▶ **SHORT PROBLEM**:
Your task is to repeat all of the data exactly while excluding the pictures.

[Dataset items]
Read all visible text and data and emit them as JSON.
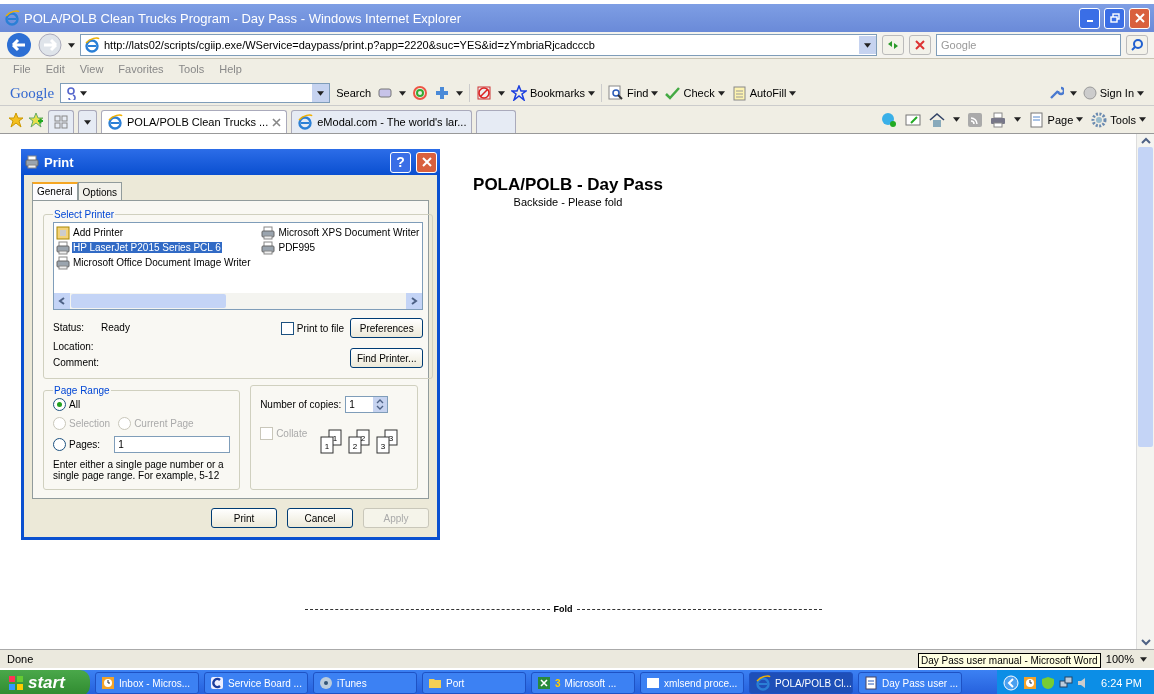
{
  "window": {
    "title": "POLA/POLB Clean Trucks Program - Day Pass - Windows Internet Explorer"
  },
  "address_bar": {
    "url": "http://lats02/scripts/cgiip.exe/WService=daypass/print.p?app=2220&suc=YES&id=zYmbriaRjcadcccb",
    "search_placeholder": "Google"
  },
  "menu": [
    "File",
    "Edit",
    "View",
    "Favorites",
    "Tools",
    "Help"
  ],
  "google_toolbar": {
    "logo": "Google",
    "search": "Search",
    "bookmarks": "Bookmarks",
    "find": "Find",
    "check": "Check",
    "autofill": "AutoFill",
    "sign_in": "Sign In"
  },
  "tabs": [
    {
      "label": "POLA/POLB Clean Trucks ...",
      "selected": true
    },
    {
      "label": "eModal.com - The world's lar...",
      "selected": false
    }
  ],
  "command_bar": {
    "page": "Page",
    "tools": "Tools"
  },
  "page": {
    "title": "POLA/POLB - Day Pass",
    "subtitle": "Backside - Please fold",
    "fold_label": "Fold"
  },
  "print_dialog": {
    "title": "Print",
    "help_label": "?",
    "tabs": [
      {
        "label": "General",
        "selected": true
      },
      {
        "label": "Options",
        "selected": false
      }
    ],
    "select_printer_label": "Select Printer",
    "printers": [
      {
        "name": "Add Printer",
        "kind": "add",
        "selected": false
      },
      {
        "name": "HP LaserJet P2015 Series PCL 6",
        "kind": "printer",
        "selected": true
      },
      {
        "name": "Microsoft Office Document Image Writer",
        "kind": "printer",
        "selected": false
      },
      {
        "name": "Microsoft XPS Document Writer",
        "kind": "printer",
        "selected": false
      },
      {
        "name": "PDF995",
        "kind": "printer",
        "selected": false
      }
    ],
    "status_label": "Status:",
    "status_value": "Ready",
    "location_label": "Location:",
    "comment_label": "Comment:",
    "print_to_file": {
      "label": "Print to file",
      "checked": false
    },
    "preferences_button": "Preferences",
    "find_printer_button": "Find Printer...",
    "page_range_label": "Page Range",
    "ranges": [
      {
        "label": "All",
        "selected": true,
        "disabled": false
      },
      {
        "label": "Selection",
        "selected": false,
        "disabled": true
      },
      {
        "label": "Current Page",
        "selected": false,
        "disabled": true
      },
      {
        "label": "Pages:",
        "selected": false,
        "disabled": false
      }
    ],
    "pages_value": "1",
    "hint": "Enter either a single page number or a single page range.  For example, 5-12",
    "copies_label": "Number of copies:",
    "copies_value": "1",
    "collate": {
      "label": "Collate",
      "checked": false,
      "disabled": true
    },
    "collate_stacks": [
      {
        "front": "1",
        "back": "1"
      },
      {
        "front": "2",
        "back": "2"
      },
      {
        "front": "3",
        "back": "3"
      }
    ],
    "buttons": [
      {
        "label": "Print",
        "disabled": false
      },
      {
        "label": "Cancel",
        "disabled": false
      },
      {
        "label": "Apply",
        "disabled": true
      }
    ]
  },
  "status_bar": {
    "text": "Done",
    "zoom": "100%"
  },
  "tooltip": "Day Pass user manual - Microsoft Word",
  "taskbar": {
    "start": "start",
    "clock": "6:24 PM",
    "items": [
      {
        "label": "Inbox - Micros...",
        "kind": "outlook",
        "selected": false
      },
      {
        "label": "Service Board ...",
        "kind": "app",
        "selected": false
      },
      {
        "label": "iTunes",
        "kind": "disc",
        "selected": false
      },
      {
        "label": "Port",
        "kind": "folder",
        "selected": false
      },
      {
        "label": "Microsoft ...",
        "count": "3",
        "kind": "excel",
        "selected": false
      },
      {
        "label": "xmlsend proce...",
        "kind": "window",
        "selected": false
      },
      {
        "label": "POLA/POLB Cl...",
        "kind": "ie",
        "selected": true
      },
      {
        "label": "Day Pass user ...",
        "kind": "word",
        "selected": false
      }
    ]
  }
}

▶ **FINISHED ANSWER**:
Read all visible text and data and emit them as JSON.
{
  "window": {
    "title": "POLA/POLB Clean Trucks Program - Day Pass - Windows Internet Explorer"
  },
  "address_bar": {
    "url": "http://lats02/scripts/cgiip.exe/WService=daypass/print.p?app=2220&suc=YES&id=zYmbriaRjcadcccb",
    "search_placeholder": "Google"
  },
  "menu": [
    "File",
    "Edit",
    "View",
    "Favorites",
    "Tools",
    "Help"
  ],
  "google_toolbar": {
    "logo": "Google",
    "search": "Search",
    "bookmarks": "Bookmarks",
    "find": "Find",
    "check": "Check",
    "autofill": "AutoFill",
    "sign_in": "Sign In"
  },
  "tabs": [
    {
      "label": "POLA/POLB Clean Trucks ...",
      "selected": true
    },
    {
      "label": "eModal.com - The world's lar...",
      "selected": false
    }
  ],
  "command_bar": {
    "page": "Page",
    "tools": "Tools"
  },
  "page": {
    "title": "POLA/POLB - Day Pass",
    "subtitle": "Backside - Please fold",
    "fold_label": "Fold"
  },
  "print_dialog": {
    "title": "Print",
    "help_label": "?",
    "tabs": [
      {
        "label": "General",
        "selected": true
      },
      {
        "label": "Options",
        "selected": false
      }
    ],
    "select_printer_label": "Select Printer",
    "printers": [
      {
        "name": "Add Printer",
        "kind": "add",
        "selected": false
      },
      {
        "name": "HP LaserJet P2015 Series PCL 6",
        "kind": "printer",
        "selected": true
      },
      {
        "name": "Microsoft Office Document Image Writer",
        "kind": "printer",
        "selected": false
      },
      {
        "name": "Microsoft XPS Document Writer",
        "kind": "printer",
        "selected": false
      },
      {
        "name": "PDF995",
        "kind": "printer",
        "selected": false
      }
    ],
    "status_label": "Status:",
    "status_value": "Ready",
    "location_label": "Location:",
    "comment_label": "Comment:",
    "print_to_file": {
      "label": "Print to file",
      "checked": false
    },
    "preferences_button": "Preferences",
    "find_printer_button": "Find Printer...",
    "page_range_label": "Page Range",
    "ranges": [
      {
        "label": "All",
        "selected": true,
        "disabled": false
      },
      {
        "label": "Selection",
        "selected": false,
        "disabled": true
      },
      {
        "label": "Current Page",
        "selected": false,
        "disabled": true
      },
      {
        "label": "Pages:",
        "selected": false,
        "disabled": false
      }
    ],
    "pages_value": "1",
    "hint": "Enter either a single page number or a single page range.  For example, 5-12",
    "copies_label": "Number of copies:",
    "copies_value": "1",
    "collate": {
      "label": "Collate",
      "checked": false,
      "disabled": true
    },
    "collate_stacks": [
      {
        "front": "1",
        "back": "1"
      },
      {
        "front": "2",
        "back": "2"
      },
      {
        "front": "3",
        "back": "3"
      }
    ],
    "buttons": [
      {
        "label": "Print",
        "disabled": false
      },
      {
        "label": "Cancel",
        "disabled": false
      },
      {
        "label": "Apply",
        "disabled": true
      }
    ]
  },
  "status_bar": {
    "text": "Done",
    "zoom": "100%"
  },
  "tooltip": "Day Pass user manual - Microsoft Word",
  "taskbar": {
    "start": "start",
    "clock": "6:24 PM",
    "items": [
      {
        "label": "Inbox - Micros...",
        "kind": "outlook",
        "selected": false
      },
      {
        "label": "Service Board ...",
        "kind": "app",
        "selected": false
      },
      {
        "label": "iTunes",
        "kind": "disc",
        "selected": false
      },
      {
        "label": "Port",
        "kind": "folder",
        "selected": false
      },
      {
        "label": "Microsoft ...",
        "count": "3",
        "kind": "excel",
        "selected": false
      },
      {
        "label": "xmlsend proce...",
        "kind": "window",
        "selected": false
      },
      {
        "label": "POLA/POLB Cl...",
        "kind": "ie",
        "selected": true
      },
      {
        "label": "Day Pass user ...",
        "kind": "word",
        "selected": false
      }
    ]
  }
}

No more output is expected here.